Lines of data:
## BEGIN
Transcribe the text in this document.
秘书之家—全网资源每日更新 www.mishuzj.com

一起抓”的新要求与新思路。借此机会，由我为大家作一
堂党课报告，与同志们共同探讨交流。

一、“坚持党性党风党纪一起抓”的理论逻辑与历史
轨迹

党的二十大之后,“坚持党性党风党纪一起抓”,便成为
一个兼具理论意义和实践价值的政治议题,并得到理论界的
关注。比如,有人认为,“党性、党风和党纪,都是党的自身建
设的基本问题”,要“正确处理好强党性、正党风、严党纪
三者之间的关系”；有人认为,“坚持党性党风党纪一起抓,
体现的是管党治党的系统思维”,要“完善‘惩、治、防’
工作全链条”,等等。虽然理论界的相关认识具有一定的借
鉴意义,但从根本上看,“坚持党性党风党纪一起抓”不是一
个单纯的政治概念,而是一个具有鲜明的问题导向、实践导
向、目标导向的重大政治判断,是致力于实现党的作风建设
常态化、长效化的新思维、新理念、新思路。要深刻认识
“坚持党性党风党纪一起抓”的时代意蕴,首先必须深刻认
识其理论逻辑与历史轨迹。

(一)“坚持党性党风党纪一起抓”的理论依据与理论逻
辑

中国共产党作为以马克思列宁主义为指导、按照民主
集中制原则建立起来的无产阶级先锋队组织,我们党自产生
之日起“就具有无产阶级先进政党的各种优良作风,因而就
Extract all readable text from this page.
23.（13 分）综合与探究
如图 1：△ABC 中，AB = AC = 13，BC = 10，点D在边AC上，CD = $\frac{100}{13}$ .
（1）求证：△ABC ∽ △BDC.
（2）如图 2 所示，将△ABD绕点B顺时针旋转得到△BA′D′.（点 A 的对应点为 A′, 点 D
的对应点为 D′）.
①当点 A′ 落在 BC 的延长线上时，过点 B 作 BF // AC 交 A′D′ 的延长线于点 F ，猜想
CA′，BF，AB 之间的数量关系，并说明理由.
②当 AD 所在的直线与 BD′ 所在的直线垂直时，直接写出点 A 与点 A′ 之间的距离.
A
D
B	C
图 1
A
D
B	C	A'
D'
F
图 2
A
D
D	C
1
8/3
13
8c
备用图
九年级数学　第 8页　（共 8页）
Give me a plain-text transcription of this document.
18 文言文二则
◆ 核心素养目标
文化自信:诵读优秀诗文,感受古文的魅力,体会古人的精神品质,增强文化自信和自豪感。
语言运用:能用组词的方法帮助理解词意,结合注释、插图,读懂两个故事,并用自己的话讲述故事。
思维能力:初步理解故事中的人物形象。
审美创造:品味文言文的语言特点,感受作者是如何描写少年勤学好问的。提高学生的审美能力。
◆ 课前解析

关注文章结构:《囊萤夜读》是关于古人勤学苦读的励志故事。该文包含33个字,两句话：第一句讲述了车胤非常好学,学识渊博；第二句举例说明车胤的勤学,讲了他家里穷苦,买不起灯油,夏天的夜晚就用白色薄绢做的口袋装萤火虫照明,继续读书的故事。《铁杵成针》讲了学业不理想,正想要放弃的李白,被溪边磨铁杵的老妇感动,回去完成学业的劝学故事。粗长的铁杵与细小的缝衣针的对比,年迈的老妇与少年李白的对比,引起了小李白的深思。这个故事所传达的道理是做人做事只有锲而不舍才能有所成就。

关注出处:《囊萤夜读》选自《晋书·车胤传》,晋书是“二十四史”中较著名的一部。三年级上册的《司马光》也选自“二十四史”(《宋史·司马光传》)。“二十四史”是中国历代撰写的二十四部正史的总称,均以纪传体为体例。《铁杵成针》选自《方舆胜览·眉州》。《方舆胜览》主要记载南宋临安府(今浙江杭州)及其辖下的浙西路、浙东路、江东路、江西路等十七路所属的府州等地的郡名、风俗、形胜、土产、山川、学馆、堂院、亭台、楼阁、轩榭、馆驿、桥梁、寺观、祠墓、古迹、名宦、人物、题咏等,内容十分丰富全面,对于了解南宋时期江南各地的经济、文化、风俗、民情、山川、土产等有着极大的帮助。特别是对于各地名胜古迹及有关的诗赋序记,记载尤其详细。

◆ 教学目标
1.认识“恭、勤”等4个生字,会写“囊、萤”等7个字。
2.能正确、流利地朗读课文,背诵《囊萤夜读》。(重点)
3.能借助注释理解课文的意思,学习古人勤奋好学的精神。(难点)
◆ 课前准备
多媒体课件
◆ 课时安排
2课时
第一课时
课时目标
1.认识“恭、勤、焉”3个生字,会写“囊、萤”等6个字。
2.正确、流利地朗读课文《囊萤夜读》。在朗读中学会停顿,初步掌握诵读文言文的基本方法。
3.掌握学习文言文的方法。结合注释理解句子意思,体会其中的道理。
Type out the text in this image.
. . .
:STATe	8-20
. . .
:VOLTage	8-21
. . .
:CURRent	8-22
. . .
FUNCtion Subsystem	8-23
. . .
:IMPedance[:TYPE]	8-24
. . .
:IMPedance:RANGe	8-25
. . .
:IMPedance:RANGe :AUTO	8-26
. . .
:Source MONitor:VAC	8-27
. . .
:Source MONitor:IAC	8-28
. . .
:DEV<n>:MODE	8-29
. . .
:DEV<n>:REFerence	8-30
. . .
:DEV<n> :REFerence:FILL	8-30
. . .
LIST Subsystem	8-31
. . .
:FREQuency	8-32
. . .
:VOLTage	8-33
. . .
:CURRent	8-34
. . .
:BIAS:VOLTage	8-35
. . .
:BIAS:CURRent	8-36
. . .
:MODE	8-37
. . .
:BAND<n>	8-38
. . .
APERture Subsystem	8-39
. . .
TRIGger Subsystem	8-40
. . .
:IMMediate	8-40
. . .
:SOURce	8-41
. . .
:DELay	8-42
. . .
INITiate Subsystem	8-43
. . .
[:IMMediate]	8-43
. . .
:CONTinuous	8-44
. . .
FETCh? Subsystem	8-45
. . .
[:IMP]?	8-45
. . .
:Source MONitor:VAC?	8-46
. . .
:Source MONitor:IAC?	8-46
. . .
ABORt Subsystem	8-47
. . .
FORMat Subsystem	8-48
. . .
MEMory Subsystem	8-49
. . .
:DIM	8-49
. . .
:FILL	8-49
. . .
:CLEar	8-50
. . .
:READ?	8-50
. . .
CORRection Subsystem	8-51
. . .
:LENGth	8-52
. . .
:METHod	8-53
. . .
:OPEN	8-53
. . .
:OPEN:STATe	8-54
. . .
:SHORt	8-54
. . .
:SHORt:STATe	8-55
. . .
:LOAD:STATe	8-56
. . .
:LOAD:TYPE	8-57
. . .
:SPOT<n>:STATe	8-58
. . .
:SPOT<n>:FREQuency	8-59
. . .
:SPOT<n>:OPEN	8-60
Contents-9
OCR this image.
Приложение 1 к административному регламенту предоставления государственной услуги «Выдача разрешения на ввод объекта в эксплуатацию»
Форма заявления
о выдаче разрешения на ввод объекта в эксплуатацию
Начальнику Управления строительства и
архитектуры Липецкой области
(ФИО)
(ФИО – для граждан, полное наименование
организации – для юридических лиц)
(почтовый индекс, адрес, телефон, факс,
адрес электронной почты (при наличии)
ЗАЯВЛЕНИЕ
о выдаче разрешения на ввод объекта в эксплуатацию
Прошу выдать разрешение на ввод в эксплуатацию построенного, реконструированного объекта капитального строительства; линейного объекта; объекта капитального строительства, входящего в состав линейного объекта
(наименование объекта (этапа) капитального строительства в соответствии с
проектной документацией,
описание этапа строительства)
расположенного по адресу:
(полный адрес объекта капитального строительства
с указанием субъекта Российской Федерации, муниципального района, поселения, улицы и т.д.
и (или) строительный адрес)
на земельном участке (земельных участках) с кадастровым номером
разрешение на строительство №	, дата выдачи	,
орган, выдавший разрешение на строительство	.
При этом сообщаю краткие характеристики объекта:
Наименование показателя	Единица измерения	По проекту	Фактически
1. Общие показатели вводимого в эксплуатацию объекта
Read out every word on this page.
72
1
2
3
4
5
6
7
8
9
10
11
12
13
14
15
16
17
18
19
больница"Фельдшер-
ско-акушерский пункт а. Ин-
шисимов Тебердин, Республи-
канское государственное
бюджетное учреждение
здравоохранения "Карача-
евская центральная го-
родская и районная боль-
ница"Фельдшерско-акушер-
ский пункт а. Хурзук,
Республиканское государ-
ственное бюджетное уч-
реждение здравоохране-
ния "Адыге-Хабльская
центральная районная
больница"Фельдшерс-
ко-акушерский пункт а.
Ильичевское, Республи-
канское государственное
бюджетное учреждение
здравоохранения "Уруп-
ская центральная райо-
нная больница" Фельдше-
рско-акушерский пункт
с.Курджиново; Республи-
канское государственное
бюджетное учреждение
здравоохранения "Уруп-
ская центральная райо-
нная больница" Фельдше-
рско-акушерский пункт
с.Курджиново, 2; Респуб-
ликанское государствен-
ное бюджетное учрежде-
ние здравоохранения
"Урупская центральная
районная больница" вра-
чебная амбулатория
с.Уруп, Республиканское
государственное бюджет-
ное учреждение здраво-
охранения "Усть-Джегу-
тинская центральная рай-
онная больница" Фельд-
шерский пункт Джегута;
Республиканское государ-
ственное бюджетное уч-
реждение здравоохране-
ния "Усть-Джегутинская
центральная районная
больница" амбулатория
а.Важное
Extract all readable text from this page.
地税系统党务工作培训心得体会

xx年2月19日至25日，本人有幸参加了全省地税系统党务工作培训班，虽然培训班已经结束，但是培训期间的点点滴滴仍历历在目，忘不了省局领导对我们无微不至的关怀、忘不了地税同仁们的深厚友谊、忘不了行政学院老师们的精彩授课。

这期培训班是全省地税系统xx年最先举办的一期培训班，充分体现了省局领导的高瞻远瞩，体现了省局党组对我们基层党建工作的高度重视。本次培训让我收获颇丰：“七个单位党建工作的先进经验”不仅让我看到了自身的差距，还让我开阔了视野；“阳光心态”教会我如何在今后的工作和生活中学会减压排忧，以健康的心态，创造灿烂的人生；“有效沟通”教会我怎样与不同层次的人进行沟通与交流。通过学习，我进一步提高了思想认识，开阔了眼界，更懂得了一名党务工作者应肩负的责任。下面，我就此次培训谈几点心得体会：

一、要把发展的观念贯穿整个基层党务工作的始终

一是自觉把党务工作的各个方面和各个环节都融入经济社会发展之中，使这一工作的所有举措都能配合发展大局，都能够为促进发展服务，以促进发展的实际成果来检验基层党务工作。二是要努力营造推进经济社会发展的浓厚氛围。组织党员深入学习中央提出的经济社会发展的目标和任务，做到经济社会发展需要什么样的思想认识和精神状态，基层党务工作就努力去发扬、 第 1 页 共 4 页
## END
§ **The request**
Copy out every line where the word "document" occurs.

§ **Exercise output**
Transcribe the text in this document.
Give me a plain-text transcription of this document.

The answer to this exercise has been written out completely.